#### [Exercise prompt]
Gather all lines with the word "post" in them.
# Data shown start
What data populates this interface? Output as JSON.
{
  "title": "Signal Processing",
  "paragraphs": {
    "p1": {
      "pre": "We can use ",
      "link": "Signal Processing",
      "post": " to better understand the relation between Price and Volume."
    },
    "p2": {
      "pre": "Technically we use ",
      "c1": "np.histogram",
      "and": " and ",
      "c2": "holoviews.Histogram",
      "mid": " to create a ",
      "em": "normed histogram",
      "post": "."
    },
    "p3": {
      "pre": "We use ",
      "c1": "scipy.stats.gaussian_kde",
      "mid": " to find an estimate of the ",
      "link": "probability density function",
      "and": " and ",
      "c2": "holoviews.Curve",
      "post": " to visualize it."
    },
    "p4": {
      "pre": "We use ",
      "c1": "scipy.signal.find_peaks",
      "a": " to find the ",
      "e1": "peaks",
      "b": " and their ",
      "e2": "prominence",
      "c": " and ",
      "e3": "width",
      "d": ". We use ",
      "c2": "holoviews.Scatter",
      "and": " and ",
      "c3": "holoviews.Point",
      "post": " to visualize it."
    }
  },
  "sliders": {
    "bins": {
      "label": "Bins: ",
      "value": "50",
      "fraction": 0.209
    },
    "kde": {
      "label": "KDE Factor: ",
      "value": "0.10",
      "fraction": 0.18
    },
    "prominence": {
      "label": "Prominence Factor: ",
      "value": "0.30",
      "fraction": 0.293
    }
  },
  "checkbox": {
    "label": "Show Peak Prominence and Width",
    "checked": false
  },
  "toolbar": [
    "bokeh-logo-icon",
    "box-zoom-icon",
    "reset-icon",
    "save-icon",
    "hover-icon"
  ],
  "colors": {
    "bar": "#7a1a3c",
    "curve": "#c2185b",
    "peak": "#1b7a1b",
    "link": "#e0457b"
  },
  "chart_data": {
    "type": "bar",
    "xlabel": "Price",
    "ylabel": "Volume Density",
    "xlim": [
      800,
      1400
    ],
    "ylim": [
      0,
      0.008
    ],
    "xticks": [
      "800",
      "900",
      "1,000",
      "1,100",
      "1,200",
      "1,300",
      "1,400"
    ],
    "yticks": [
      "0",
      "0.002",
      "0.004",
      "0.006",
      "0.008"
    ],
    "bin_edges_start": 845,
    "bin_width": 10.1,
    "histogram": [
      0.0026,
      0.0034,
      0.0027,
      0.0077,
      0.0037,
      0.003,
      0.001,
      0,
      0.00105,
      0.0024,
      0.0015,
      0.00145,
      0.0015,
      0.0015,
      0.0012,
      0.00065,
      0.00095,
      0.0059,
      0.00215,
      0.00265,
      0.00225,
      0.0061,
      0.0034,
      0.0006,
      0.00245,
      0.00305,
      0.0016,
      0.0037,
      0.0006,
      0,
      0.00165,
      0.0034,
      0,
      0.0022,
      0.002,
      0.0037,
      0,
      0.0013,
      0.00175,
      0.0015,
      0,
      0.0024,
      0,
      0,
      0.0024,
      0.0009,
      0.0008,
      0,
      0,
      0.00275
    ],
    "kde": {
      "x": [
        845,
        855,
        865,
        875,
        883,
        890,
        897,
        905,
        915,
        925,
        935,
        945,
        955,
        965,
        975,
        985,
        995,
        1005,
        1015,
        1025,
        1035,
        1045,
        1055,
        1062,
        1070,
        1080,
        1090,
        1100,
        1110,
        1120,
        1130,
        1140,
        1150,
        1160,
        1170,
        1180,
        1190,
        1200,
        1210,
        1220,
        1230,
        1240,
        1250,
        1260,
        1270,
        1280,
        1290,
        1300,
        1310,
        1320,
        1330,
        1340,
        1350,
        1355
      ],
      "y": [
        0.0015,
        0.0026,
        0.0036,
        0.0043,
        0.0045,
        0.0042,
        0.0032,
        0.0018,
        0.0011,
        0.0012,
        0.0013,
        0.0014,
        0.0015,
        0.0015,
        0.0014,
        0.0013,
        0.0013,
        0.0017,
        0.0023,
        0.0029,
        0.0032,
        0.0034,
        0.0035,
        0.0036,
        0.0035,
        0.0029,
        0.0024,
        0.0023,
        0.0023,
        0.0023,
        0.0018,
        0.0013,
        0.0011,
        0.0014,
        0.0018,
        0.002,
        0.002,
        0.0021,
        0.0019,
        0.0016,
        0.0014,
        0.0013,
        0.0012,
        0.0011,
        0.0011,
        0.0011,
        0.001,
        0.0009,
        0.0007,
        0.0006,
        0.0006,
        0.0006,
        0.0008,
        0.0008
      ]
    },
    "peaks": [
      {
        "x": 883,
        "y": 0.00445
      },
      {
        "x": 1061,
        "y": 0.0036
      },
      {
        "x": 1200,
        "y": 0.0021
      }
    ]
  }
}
# Data shown end
#### [The solution]
      "post": " to better understand the relation between Price and Volume."
      "post": "."
      "post": " to visualize it."
      "post": " to visualize it."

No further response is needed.